SET OF TASKS:
a) Summarize the bankruptcy court opinion in two sentences.
b) Write the next part of the bankruptcy court opinion, continuing from its final sentence.

EXCERPT TO READ:
------------------------------------------------

IN RE: WILLIAM CONTRACTOR, INC., Chapter 11, Debtor.
WILLIAM CONTRACTOR, INC., Plaintiff,
JOSÉ MERCADO, et al., Defendants.
Case No. 15-06311 BKT, Adversary No. 15-00263 BKT.
United States Bankruptcy Court, D. Puerto Rico.
June 22, 2016.
OPINION AND ORDER
BRIAN K. TESTER, Bankruptcy Judge.
Before this Court is a Motion to Dismiss [Dkt. No. 42] filed by Defendants, Mr. José Mercado and Mrs. Sonia Ortiz (collectively, “Defendants”), and two Oppositions thereto [Dkt. No.’s 43 & 60] filed by Debtor, William Contractor, Inc. (“Plaintiff”). For the reasons set forth below, the Motion to Dismiss [Dkt. No. 42] is GRANTED.
I. Factual Background
The facts are as follows: On August 18, 2015, Plaintiff filed for relief under chapter 11 of the Bankruptcy Code. [Case No. 15-06311, Dkt. No. 1]. On November 4, 2015, Plaintiff filed a complaint commencing the present adversary proceeding. [Dkt. No. 1]. The complaint listed José Mercado, Sonia Ortiz, and the Conjugal Partnership constituted by them (“Conjugal Partnership”), as well as several others as defendants. [Dkt. No. 1]. The complaint presented nine causes of action in relation to alleged breaches of contract. On March 1, 2016, in response to the complaint [Dkt. No. 1], Defendants filed Motion to Dismiss [Dkt. No. 42] under Fed. R. Civ. P. 12(b)(6) challenging the legal feasibility of the complaint. The Defendants argue that the complaint fails to state a claim upon which relied can be granted. [Dkt. No. 42]. Furthermore, Defendants claim that an alleged breach of contract is not premised on provisions found within the Bankruptcy Code but are rather a state law claim, and that service was improperly conducted. [Dkt. No. 42].
On March 14, 2016, Plaintiff filed an Opposition to Motion to Dismiss. [Dkt. No. 43]. Said opposition states that the allegations presented in the complaint are tied to the Plaintiff’s reorganization, and that if the allegations in their complaint are true that the Defendants’ had violated their fiduciary duty and are personally liable if it is demonstrated that they acted in their personal capacity to defraud the Plaintiff. Additionally, they allege that service was correctly conducted pursuant to Fed. R. Civ. P. 4.

------------------------------------------------

DATA SUPPLIED:
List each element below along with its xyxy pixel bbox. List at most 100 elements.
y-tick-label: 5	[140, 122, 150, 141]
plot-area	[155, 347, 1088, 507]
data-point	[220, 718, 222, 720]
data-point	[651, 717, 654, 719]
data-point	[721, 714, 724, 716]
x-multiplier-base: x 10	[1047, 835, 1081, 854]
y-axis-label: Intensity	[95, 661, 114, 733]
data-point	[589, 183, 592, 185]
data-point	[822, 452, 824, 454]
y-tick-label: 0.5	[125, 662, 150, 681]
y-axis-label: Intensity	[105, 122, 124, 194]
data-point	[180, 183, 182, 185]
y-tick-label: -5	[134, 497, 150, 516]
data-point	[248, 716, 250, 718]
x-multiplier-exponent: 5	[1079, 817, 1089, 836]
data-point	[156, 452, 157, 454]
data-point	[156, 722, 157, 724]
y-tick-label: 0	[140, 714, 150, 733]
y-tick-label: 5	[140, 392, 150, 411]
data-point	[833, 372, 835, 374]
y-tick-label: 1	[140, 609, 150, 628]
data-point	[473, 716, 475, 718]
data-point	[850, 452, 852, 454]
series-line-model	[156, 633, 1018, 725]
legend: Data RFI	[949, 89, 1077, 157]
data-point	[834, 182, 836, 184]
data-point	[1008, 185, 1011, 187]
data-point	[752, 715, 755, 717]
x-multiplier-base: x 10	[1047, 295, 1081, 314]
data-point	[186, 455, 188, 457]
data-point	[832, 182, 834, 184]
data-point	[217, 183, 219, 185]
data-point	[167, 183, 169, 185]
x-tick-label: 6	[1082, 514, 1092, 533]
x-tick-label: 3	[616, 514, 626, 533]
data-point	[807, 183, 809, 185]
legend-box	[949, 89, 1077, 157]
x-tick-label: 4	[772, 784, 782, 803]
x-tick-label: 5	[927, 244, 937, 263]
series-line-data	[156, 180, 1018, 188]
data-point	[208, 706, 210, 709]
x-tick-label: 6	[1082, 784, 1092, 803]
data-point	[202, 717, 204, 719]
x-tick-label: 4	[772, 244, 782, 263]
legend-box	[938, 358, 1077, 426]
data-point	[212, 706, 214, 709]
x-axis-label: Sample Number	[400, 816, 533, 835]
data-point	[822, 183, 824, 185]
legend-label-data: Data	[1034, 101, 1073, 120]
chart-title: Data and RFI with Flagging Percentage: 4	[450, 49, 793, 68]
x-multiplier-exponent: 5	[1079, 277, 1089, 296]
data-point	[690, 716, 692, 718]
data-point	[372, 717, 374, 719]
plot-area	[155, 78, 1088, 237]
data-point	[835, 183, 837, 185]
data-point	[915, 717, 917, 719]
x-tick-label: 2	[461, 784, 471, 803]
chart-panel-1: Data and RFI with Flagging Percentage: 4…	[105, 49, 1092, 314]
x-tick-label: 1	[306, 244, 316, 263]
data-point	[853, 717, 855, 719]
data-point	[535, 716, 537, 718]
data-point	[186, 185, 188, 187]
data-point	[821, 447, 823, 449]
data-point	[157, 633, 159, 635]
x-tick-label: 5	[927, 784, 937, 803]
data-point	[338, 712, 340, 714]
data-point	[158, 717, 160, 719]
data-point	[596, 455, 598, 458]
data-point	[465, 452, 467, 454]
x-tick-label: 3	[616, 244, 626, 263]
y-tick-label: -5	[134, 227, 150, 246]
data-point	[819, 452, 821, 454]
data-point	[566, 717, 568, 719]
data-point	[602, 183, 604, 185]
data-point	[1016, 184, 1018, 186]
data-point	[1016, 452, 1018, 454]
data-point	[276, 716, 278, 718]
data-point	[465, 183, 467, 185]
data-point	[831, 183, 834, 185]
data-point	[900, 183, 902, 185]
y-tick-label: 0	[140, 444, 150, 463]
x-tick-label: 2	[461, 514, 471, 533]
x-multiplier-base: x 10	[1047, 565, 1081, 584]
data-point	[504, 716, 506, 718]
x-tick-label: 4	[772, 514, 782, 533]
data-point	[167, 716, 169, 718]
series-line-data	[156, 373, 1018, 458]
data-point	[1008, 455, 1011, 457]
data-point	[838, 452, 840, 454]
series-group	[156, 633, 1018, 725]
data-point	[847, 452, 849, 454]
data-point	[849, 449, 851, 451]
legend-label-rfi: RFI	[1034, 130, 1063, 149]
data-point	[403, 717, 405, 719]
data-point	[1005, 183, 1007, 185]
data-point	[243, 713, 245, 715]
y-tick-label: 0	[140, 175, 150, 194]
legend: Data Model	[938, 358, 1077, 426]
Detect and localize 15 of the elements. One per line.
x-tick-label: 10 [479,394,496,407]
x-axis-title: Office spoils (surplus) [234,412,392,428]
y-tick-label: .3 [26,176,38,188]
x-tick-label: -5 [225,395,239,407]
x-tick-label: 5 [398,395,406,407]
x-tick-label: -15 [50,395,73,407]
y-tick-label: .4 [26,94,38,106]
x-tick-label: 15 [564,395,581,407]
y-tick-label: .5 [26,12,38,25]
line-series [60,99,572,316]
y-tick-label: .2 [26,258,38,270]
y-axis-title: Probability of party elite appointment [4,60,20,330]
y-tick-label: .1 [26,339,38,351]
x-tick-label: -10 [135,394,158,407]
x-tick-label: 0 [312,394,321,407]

------------------------------------------------

OUTPUTS IN ORDER:
a) The bankruptcy court grants a motion to dismiss filed by José Mercado and Sonia Ortiz in an adversary proceeding brought by William Contractor, Inc., which filed for chapter 11 relief on August 18, 2015 and later filed a complaint with nine causes of action for alleged breaches of contract. The defendants argue that the complaint fails to state a claim, that the breach of contract claim is a state law claim rather than one based on the Bankruptcy Code, and that service was improper; the plaintiff's opposition answers that the allegations are tied to its reorganization and that service was correct under Fed. R. Civ. P. 4.

b)
II. Jurisdiction & Service of Process
Before entertaining any other issues, the Court will consider the Defendants’ claim of improper service of process. Fed. R. Civ. P. 12(b)(5) allows a defendant to seek dismissal of a cause of action for plaintiff’s failure to sufficiently serve the defendant with process pursuant to Fed. R. Civ. 4. Fed. R. Civ. P. 12(b)(5). A party filing a motion under Rule 12(b)(5) “is essentially contesting the manner in which process of service was performed.” Ramirez de Arellano v. Colloides Naturels Int’l, 236 F.R.D. 83, 85 (D.P.R. 2006) . Specifically, “[a] Rule 12(b)(5) motion is the proper vehicle for challenging the mode of delivery or the lack of delivery of the summons and complaint.” 5B Charles Alan Wright & Arthur R. Miller, Federal Practice and Procedure § 1353 (3d ed. 2010). Once the sufficiency of service of process is challenged, the plaintiff has the burden of proving proper service. See Rivera-Lopez v. Municipality of Dorado, 979 F.2d 885, 887 (1st Cir. 1992) .
Fed. R. Civ. P. 4(m), as incorporated through Fed. R. Bankr. P. 7004, provides that “[i]f a defendant is not served within 120 days after the complaint is filed, the court . . . must dismiss the action . . . [b]ut if the plaintiff shows good cause for the failure, the court must extend the time for service for an appropriate period.”  Fed. R. Civ. P. 4; Fed. R. Bankr. P. 7004. It is clear that Rule 4(m) “encourages efficient litigation by minimizing the time between commencement of an action and service of process.” Electrical Specialty Co. v. Road and Ranch Supply, Inc., 967 F.2d 309, 311 (9th Cir. 1992) (addressing former Rule 4(j)).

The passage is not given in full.